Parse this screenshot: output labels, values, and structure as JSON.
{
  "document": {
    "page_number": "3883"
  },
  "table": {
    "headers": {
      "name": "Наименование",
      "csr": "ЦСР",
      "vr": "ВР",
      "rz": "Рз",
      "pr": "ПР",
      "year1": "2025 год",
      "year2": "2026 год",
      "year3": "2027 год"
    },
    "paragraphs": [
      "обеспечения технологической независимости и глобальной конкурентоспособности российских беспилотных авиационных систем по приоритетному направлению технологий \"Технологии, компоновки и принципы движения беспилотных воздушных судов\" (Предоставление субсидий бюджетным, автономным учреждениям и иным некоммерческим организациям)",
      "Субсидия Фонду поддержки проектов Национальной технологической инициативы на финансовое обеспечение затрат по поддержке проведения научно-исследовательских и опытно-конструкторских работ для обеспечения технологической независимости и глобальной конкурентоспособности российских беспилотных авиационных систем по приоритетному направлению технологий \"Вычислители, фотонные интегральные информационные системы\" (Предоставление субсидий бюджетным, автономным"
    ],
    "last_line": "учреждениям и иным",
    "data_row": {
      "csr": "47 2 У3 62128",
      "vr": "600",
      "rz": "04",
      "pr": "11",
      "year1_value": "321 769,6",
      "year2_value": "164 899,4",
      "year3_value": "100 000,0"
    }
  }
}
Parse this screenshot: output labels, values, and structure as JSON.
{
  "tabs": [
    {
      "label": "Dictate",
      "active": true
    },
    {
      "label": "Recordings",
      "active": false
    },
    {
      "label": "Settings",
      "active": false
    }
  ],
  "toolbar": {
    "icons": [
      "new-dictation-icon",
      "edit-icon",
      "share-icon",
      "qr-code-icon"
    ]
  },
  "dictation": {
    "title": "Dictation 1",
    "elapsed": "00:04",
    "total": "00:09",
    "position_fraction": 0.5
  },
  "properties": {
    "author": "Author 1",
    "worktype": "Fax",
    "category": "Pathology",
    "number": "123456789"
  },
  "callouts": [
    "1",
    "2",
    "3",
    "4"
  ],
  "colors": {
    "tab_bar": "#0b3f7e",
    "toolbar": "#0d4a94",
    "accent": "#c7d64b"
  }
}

------------------------------------

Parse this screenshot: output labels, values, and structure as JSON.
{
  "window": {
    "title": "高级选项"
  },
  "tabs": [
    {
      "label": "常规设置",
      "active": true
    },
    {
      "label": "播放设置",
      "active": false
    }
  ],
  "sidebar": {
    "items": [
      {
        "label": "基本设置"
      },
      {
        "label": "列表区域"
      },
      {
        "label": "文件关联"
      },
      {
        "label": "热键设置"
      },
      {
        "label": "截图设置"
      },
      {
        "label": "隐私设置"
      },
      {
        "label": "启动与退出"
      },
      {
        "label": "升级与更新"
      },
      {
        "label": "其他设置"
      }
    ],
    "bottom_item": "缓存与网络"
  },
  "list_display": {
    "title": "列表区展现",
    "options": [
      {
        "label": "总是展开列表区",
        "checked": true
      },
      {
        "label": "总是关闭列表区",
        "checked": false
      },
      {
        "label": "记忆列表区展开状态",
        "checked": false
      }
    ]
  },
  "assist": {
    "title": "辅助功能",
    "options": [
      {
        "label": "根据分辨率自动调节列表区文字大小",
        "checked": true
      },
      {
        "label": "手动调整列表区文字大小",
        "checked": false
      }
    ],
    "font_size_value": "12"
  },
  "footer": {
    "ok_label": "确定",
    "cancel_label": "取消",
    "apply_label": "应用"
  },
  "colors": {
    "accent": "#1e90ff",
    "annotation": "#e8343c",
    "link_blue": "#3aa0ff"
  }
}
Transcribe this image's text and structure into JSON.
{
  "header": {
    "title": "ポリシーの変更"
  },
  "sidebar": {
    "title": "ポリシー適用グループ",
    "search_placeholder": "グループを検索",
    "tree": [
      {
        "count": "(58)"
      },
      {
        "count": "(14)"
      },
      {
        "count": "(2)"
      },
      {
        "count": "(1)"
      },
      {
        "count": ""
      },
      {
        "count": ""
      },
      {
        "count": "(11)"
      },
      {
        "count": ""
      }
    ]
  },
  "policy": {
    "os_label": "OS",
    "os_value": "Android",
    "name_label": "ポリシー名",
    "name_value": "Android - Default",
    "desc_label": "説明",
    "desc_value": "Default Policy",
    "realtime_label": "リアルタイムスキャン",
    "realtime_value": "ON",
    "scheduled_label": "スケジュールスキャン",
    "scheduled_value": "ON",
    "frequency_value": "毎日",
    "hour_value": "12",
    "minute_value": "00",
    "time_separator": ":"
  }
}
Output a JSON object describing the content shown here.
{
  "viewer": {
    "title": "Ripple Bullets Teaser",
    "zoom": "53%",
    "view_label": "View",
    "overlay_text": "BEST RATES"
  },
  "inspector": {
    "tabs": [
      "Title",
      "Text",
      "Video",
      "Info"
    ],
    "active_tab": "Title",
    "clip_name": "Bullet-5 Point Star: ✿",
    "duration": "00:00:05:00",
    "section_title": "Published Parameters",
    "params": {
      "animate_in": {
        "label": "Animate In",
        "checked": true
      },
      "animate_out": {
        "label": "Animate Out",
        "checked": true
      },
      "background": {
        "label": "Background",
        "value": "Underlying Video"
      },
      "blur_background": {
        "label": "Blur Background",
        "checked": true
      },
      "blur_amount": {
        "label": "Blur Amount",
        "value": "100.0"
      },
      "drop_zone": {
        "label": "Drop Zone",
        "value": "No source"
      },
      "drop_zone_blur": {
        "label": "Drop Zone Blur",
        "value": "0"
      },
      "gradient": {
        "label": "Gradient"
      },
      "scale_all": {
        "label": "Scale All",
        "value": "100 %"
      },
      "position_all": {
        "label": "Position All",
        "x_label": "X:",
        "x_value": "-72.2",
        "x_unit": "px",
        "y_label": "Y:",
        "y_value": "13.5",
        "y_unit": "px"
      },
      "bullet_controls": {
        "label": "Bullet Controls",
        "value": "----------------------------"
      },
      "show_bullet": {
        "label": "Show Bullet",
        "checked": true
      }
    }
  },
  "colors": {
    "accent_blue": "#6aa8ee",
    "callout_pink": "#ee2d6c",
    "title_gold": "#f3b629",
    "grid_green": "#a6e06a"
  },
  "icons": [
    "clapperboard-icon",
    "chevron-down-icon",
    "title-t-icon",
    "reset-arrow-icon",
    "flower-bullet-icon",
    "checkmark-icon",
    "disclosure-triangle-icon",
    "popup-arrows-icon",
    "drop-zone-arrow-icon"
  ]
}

------------------------------------

:: PROBLEM STATEMENT ::
Tally the lines in the listing that hold "count" and report the number alone.

:: RESULT BELOW ::
8